-- BEGIN Given records --

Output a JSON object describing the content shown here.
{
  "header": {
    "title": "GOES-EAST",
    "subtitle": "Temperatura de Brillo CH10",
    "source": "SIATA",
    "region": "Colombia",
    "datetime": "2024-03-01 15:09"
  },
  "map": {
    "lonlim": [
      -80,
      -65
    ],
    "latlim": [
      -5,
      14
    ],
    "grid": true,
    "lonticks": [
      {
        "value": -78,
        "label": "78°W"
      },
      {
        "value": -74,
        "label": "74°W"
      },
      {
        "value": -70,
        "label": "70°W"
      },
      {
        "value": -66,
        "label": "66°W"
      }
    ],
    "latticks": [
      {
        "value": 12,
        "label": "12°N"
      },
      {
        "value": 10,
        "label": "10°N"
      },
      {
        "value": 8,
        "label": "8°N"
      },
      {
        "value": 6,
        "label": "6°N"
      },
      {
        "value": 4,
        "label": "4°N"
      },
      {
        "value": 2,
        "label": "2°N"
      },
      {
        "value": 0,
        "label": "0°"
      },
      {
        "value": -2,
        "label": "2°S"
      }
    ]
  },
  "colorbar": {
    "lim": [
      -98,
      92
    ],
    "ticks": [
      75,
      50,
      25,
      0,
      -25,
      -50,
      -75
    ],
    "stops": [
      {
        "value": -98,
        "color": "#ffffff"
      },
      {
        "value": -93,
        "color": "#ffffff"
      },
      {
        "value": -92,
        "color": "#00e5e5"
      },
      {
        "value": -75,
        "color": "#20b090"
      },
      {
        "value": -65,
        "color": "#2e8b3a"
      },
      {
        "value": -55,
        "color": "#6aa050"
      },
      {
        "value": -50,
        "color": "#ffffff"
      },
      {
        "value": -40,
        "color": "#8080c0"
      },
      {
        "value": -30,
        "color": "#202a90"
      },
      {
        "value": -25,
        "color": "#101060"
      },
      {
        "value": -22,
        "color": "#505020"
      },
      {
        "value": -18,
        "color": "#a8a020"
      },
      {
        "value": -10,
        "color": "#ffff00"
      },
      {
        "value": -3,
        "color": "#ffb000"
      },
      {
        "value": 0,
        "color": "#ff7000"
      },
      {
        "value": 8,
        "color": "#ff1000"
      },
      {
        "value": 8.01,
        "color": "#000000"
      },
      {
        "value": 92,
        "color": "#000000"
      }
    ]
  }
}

-- END Given records --

* [Problem to solve] Identify lines with the string "label". Copy each one.

* [Answer for the task]
        "label": "78°W"
        "label": "74°W"
        "label": "70°W"
        "label": "66°W"
        "label": "12°N"
        "label": "10°N"
        "label": "8°N"
        "label": "6°N"
        "label": "4°N"
        "label": "2°N"
        "label": "0°"
        "label": "2°S"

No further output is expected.